Start of SELECTED PASSAGE

Graph property prediction

Run with following (available dataset: "ogbg-molhiv", "ogbg-molpcba")

python3 multi_gpu_graph_prediction.py --dataset ogbg-molhiv

Results

* ogbg-molhiv: ~0.7965
* ogbg-molpcba: ~0.2239

Scalability

We test scalability of the code with dataset "ogbg-molhiv" in a machine of type Amazon EC2 g4dn.metal , which has 8 Nvidia T4 Tensor Core GPUs.

GPU number Speed Up Batch size Test accuracy Average epoch Time
1 x 32 0.7765 45.0s
2 3.7x 64 0.7761 12.1s
4 5.9x 128 0.7854 7.6s
8 9.5x 256 0.7751 4.7s

Node classification

Run with following on dataset "ogbn-products"

python3 multi_gpu_node_classification.py

Results

Test Accuracy: ~0.7632

Run with following (available dataset: "ogbn-products", "reddit")

End of SELECTED PASSAGE

* _EXPLORE THE MATERIAL_:
**a.** Answer these about the multi-GPU training text, one line each:
(i) On what type of machine was the scalability of the code tested?
(ii) What test accuracy is reported for node classification on "ogbn-products"?
(iii) What average epoch time is listed for 4 GPUs?
**b.** Carry on the multi-GPU training text from the point where it ends.
The data comes from a separate source, not from the multi-GPU training text.

Start of DATASET ENTRIES

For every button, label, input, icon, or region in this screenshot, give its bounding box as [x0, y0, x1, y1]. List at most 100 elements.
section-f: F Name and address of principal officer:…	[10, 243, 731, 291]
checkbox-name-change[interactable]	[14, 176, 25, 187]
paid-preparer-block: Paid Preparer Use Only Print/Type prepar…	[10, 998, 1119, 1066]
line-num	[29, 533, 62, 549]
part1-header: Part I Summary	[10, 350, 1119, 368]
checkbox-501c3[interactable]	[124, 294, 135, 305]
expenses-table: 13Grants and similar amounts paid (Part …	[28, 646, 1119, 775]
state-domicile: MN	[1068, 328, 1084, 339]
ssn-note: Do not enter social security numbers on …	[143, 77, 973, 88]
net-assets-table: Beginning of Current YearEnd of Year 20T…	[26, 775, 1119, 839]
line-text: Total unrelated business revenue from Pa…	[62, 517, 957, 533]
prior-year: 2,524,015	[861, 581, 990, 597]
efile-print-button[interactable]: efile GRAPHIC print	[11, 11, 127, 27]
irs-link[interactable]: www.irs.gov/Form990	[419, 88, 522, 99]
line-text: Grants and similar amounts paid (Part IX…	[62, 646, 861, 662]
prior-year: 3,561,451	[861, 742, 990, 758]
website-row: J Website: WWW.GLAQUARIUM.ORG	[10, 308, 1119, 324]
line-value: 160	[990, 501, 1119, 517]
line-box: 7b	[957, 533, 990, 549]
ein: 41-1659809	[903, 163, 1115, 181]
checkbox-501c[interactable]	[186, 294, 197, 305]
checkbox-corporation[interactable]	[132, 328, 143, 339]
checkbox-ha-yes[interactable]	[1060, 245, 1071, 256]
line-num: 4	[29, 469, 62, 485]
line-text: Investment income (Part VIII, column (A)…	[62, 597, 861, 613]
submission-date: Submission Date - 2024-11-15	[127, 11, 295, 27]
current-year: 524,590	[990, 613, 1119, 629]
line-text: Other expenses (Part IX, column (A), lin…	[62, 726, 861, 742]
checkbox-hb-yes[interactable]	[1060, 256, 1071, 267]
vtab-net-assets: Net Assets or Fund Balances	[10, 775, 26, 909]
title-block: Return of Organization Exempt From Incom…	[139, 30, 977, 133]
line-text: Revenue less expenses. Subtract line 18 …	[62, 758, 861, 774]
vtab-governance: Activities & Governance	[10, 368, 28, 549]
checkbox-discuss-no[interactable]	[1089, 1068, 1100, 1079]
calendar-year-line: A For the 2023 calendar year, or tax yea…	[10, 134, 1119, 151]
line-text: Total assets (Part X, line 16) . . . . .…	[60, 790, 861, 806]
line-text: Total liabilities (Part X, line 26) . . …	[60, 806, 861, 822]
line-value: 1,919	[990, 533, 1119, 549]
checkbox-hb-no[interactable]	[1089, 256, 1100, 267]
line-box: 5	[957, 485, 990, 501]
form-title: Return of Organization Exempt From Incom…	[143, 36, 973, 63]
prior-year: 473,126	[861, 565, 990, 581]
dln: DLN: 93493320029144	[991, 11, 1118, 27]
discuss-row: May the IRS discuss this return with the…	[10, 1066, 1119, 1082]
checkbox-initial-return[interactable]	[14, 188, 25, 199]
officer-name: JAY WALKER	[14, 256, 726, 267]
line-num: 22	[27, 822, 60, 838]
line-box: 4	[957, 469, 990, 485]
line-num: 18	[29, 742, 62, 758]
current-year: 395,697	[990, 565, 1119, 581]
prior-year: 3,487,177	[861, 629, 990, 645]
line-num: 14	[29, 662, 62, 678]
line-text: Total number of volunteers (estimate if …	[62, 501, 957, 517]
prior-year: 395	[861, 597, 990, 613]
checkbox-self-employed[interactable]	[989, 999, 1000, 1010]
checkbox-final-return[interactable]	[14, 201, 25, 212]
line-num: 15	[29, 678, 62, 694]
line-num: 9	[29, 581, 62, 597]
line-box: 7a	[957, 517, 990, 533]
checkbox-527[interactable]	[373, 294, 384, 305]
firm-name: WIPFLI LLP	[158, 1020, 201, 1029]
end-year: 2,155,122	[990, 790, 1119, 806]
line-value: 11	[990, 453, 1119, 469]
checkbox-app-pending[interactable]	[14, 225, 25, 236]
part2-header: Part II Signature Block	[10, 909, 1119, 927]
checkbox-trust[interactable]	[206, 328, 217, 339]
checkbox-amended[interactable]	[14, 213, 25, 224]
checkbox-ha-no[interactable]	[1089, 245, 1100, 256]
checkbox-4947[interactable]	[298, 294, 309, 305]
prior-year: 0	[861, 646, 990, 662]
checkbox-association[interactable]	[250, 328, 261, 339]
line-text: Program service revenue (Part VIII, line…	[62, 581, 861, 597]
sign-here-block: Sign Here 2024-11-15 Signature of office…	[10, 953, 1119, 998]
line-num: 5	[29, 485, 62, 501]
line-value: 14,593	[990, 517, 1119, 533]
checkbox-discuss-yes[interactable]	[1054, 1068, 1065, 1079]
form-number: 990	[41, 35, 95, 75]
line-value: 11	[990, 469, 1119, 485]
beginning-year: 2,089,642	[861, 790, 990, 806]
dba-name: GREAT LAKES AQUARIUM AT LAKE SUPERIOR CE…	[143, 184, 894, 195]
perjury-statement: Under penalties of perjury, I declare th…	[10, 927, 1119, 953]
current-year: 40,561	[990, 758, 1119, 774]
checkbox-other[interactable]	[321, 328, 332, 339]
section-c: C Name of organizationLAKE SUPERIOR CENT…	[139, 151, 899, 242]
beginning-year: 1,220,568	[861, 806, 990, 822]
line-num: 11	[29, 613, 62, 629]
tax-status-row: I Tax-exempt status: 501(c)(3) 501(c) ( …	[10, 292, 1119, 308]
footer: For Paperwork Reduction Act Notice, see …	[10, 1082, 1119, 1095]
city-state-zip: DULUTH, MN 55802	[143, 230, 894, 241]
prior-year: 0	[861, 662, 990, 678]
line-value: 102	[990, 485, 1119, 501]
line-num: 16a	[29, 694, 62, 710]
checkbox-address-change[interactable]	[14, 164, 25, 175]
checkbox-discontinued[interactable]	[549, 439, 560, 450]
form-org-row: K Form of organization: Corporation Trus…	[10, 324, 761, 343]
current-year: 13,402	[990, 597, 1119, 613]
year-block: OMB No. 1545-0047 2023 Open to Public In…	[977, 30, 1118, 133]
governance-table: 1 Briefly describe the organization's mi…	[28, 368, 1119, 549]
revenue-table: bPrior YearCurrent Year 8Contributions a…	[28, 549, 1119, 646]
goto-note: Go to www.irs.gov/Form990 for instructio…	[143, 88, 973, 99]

End of DATASET ENTRIES

* _ANSWER SET_:
**a.**
(i) Amazon EC2 g4dn.metal
(ii) ~0.7632
(iii) 7.6s

**b.**
python3 multi_gpu_link_prediction.py --dataset ogbn-products

Results

Eval F1-score: ~0.7999  Test F1-score: ~0.6383

Notably,

  • The loss function is defined by predicting whether an edge exists between two nodes or not.
  • When computing the score of (u, v), the connections between node u and v are removed from neighbor sampling.
  • The performance of the learned embeddings are measured by training a softmax regression with scikit-learn.